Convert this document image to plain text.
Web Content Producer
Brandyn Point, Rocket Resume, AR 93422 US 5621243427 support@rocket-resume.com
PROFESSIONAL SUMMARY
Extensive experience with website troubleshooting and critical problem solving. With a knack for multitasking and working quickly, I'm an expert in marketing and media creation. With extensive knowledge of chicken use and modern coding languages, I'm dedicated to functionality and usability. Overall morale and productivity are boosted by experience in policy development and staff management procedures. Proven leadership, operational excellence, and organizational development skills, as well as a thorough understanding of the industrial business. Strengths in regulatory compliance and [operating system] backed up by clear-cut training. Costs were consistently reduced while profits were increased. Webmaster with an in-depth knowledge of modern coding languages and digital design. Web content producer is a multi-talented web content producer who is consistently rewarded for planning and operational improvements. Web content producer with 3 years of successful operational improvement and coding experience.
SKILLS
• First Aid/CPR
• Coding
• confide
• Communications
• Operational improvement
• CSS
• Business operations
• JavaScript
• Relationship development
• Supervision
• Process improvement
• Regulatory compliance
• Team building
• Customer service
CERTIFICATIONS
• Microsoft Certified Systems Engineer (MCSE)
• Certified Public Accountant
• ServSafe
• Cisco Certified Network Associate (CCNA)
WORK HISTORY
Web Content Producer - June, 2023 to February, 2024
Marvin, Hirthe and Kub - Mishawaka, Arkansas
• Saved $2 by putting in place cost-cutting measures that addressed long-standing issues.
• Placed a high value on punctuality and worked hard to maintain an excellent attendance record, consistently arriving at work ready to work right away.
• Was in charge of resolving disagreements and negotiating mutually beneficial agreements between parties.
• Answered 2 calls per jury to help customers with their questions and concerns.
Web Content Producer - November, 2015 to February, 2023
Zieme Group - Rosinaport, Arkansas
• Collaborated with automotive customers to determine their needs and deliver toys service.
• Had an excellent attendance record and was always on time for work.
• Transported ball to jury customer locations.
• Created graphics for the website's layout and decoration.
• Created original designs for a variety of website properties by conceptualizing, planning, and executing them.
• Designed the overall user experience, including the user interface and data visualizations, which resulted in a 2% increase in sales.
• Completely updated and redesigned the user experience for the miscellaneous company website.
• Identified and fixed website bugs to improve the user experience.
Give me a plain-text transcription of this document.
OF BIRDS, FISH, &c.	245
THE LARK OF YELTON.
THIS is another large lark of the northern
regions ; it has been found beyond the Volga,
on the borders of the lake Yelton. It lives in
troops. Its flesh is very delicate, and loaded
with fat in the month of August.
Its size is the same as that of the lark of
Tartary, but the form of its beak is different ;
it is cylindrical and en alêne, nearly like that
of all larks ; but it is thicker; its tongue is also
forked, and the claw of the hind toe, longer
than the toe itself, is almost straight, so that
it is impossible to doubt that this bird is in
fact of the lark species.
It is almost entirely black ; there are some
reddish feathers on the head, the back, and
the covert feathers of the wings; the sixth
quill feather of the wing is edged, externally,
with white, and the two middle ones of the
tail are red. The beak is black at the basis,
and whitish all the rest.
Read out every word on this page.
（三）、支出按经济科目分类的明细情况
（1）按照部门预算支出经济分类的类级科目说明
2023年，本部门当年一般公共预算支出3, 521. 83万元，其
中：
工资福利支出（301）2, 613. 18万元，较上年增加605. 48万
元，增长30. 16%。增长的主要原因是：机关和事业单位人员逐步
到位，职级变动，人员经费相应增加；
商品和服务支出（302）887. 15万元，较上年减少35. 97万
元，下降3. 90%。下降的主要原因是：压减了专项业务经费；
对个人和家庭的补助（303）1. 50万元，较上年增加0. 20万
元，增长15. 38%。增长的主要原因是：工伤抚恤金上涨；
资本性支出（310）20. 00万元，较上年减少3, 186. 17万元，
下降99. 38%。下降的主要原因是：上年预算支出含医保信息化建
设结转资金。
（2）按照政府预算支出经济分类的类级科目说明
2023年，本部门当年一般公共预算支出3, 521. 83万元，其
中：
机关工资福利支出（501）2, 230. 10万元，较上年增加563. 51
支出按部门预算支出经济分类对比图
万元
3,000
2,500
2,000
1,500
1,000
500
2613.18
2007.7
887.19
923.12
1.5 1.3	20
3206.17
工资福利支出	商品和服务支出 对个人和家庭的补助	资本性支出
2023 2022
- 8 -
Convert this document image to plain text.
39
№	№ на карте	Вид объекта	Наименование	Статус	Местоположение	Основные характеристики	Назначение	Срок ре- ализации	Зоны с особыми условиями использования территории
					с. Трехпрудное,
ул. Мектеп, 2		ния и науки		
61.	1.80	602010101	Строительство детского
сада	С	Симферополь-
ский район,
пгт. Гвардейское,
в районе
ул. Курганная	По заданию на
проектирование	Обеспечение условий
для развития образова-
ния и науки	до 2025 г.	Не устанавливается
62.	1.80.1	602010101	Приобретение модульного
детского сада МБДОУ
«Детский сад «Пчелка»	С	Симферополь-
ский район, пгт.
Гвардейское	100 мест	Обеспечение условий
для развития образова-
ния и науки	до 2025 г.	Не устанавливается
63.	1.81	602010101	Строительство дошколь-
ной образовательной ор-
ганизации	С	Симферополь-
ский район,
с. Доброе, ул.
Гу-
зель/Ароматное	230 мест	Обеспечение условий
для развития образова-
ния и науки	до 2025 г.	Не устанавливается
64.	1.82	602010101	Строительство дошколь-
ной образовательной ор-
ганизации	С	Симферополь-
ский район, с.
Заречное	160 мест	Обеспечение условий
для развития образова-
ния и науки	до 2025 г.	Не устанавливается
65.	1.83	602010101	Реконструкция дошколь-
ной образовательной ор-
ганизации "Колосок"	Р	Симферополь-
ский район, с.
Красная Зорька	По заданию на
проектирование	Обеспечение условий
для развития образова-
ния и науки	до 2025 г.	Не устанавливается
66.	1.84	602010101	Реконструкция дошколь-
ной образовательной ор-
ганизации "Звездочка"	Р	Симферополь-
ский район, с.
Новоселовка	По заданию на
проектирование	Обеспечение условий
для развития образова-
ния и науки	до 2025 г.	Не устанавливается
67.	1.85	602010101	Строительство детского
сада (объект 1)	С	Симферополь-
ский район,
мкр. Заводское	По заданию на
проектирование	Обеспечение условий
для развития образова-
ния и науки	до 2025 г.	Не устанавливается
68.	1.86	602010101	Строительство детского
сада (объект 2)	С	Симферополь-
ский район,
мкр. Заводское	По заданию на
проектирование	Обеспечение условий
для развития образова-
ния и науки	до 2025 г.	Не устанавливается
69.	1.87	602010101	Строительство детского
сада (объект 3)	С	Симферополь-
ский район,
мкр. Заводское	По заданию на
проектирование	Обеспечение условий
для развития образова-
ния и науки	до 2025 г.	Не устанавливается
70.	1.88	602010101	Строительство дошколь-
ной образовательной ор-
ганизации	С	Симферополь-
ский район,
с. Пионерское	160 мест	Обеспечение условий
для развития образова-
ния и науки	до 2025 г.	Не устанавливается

※ ※ ※

▶ **Aim**
Extract every line above containing the word "user".

▶ **Result of the task**
• Designed the overall user experience, including the user interface and data visualizations, which resulted in a 2% increase in sales.
• Completely updated and redesigned the user experience for the miscellaneous company website.
• Identified and fixed website bugs to improve the user experience.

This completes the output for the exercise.